EXCERPTED RECORDS:
---------------

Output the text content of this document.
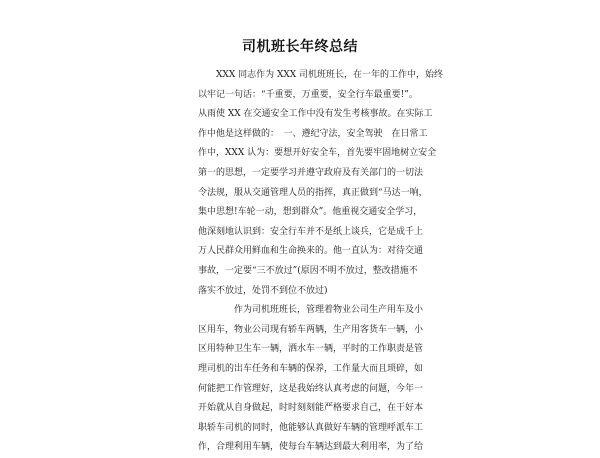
司机班长年终总结
　　XXX 同志作为 XXX 司机班班长，在一年的工作中，始终
以牢记一句话：“千重要，万重要，安全行车最重要!”。
从雨使 XX 在交通安全工作中没有发生考核事故。在实际工
作中他是这样做的：　一、遵纪守法，安全驾驶　在日常工
作中，XXX 认为：要想开好安全车，首先要牢固地树立安全
第一的思想，一定要学习并遵守政府及有关部门的一切法
令法规，服从交通管理人员的指挥，真正做到“马达一响，
集中思想!车轮一动，想到群众”。他重视交通安全学习，
他深刻地认识到：安全行车并不是纸上谈兵，它是成千上
万人民群众用鲜血和生命换来的。他一直认为：对待交通
事故，一定要“三不放过”(原因不明不放过，整改措施不
落实不放过，处罚不到位不放过)
　　　　作为司机班班长，管理着物业公司生产用车及小
区用车，物业公司现有轿车两辆，生产用客货车一辆，小
区用特种卫生车一辆，洒水车一辆，平时的工作职责是管
理司机的出车任务和车辆的保养，工作量大而且琐碎，如
何能把工作管理好，这是我始终认真考虑的问题，今年一
开始就从自身做起，时时刻刻能严格要求自己，在干好本
职轿车司机的同时，他能够认真做好车辆的管理呼派车工
作，合理利用车辆，使每台车辆达到最大利用率，为了给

---------------

Nothing in the entries above should change when they are printed again, except that the pictures are dropped.

Output the text content of this document.
司机班长年终总结
　　XXX 同志作为 XXX 司机班班长，在一年的工作中，始终
以牢记一句话：“千重要，万重要，安全行车最重要!”。
从雨使 XX 在交通安全工作中没有发生考核事故。在实际工
作中他是这样做的：　一、遵纪守法，安全驾驶　在日常工
作中，XXX 认为：要想开好安全车，首先要牢固地树立安全
第一的思想，一定要学习并遵守政府及有关部门的一切法
令法规，服从交通管理人员的指挥，真正做到“马达一响，
集中思想!车轮一动，想到群众”。他重视交通安全学习，
他深刻地认识到：安全行车并不是纸上谈兵，它是成千上
万人民群众用鲜血和生命换来的。他一直认为：对待交通
事故，一定要“三不放过”(原因不明不放过，整改措施不
落实不放过，处罚不到位不放过)
　　　　作为司机班班长，管理着物业公司生产用车及小
区用车，物业公司现有轿车两辆，生产用客货车一辆，小
区用特种卫生车一辆，洒水车一辆，平时的工作职责是管
理司机的出车任务和车辆的保养，工作量大而且琐碎，如
何能把工作管理好，这是我始终认真考虑的问题，今年一
开始就从自身做起，时时刻刻能严格要求自己，在干好本
职轿车司机的同时，他能够认真做好车辆的管理呼派车工
作，合理利用车辆，使每台车辆达到最大利用率，为了给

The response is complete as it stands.